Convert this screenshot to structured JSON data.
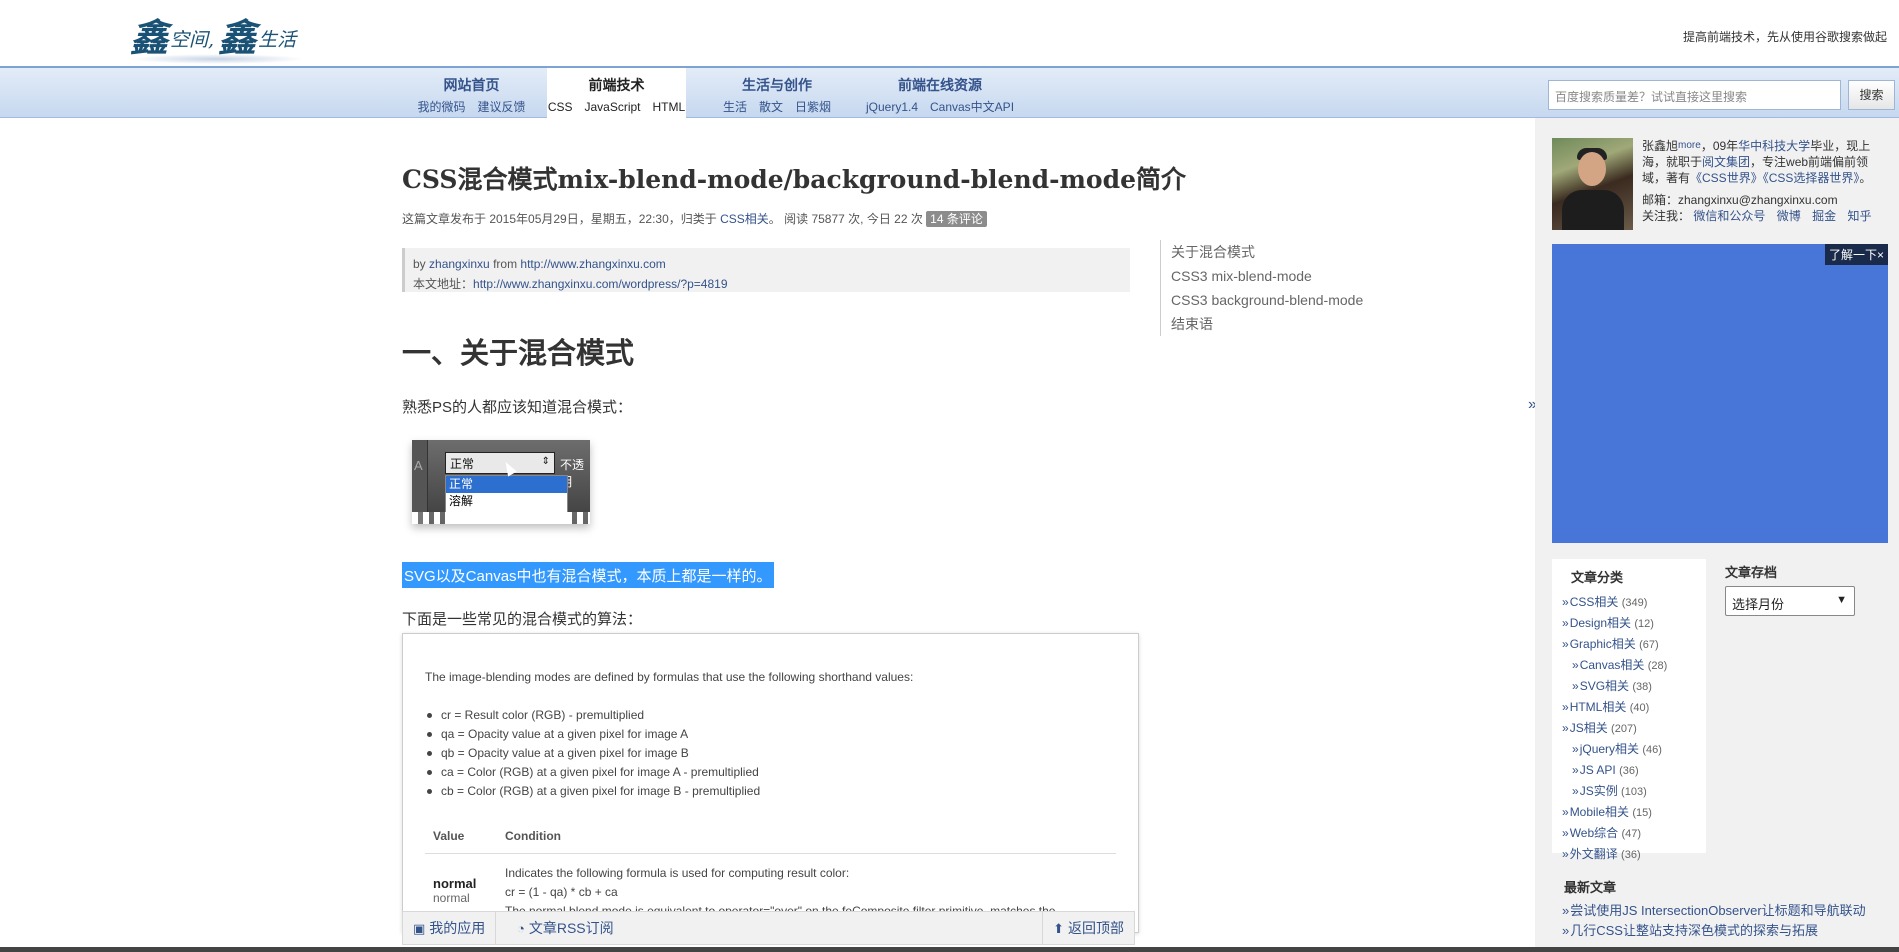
{
  "header": {
    "logo_big_1": "鑫",
    "logo_small_1": "空间,",
    "logo_big_2": "鑫",
    "logo_small_2": "生活",
    "tip": "提高前端技术，先从使用谷歌搜索做起"
  },
  "nav": {
    "items": [
      {
        "title": "网站首页",
        "sub": "我的微码　建议反馈"
      },
      {
        "title": "前端技术",
        "sub": "CSS　JavaScript　HTML"
      },
      {
        "title": "生活与创作",
        "sub": "生活　散文　日紫烟"
      },
      {
        "title": "前端在线资源",
        "sub": "jQuery1.4　Canvas中文API"
      }
    ],
    "search_placeholder": "百度搜索质量差？试试直接这里搜索",
    "search_button": "搜索"
  },
  "article": {
    "title": "CSS混合模式mix-blend-mode/background-blend-mode简介",
    "meta_prefix": "这篇文章发布于 2015年05月29日，星期五，22:30，归类于 ",
    "meta_category": "CSS相关",
    "meta_suffix": "。 阅读 75877 次, 今日 22 次 ",
    "meta_comments": "14 条评论",
    "byline_1_prefix": "by ",
    "byline_author": "zhangxinxu",
    "byline_from": " from ",
    "byline_site": "http://www.zhangxinxu.com",
    "byline_2_prefix": "本文地址：",
    "byline_url": "http://www.zhangxinxu.com/wordpress/?p=4819",
    "h_intro": "一、关于混合模式",
    "p1": "熟悉PS的人都应该知道混合模式：",
    "ps_select": "正常",
    "ps_opacity": "不透明",
    "ps_opt1": "正常",
    "ps_opt2": "溶解",
    "p2": "SVG以及Canvas中也有混合模式，本质上都是一样的。",
    "p3": "下面是一些常见的混合模式的算法："
  },
  "spec": {
    "intro": "The image-blending modes are defined by formulas that use the following shorthand values:",
    "bullets": [
      "cr = Result color (RGB) - premultiplied",
      "qa = Opacity value at a given pixel for image A",
      "qb = Opacity value at a given pixel for image B",
      "ca = Color (RGB) at a given pixel for image A - premultiplied",
      "cb = Color (RGB) at a given pixel for image B - premultiplied"
    ],
    "col_value": "Value",
    "col_condition": "Condition",
    "row_value": "normal",
    "row_value_sub": "normal",
    "row_cond_1": "Indicates the following formula is used for computing result color:",
    "row_cond_2": "cr = (1 - qa) * cb + ca",
    "row_cond_3": "The normal blend mode is equivalent to operator=\"over\" on the feComposite filter primitive, matches the"
  },
  "toc": [
    "关于混合模式",
    "CSS3 mix-blend-mode",
    "CSS3 background-blend-mode",
    "结束语"
  ],
  "sidebar": {
    "toggle": "»",
    "author_name": "张鑫旭",
    "author_more": "more",
    "author_bio_1": "，09年",
    "author_school": "华中科技大学",
    "author_bio_2": "毕业，现上海，就职于",
    "author_company": "阅文集团",
    "author_bio_3": "，专注web前端偏前领域，著有",
    "author_book_1": "《CSS世界》",
    "author_book_2": "《CSS选择器世界》",
    "author_bio_4": "。",
    "email": "邮箱：zhangxinxu@zhangxinxu.com",
    "follow_label": "关注我：",
    "follow_links": [
      "微信和公众号",
      "微博",
      "掘金",
      "知乎"
    ],
    "ad_tag": "了解一下×",
    "categories_title": "文章分类",
    "categories": [
      {
        "name": "CSS相关",
        "count": "(349)",
        "sub": false
      },
      {
        "name": "Design相关",
        "count": "(12)",
        "sub": false
      },
      {
        "name": "Graphic相关",
        "count": "(67)",
        "sub": false
      },
      {
        "name": "Canvas相关",
        "count": "(28)",
        "sub": true
      },
      {
        "name": "SVG相关",
        "count": "(38)",
        "sub": true
      },
      {
        "name": "HTML相关",
        "count": "(40)",
        "sub": false
      },
      {
        "name": "JS相关",
        "count": "(207)",
        "sub": false
      },
      {
        "name": "jQuery相关",
        "count": "(46)",
        "sub": true
      },
      {
        "name": "JS API",
        "count": "(36)",
        "sub": true
      },
      {
        "name": "JS实例",
        "count": "(103)",
        "sub": true
      },
      {
        "name": "Mobile相关",
        "count": "(15)",
        "sub": false
      },
      {
        "name": "Web综合",
        "count": "(47)",
        "sub": false
      },
      {
        "name": "外文翻译",
        "count": "(36)",
        "sub": false
      }
    ],
    "archive_title": "文章存档",
    "archive_select": "选择月份",
    "recent_title": "最新文章",
    "recent": [
      "尝试使用JS IntersectionObserver让标题和导航联动",
      "几行CSS让整站支持深色模式的探索与拓展"
    ]
  },
  "toolbar": {
    "apps": "我的应用",
    "rss": "文章RSS订阅",
    "top": "返回顶部"
  }
}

_Exercise directions_: Report all lines of the data that include the word "http".

_Task response_:
    "byline_site": "http://www.zhangxinxu.com",
    "byline_url": "http://www.zhangxinxu.com/wordpress/?p=4819",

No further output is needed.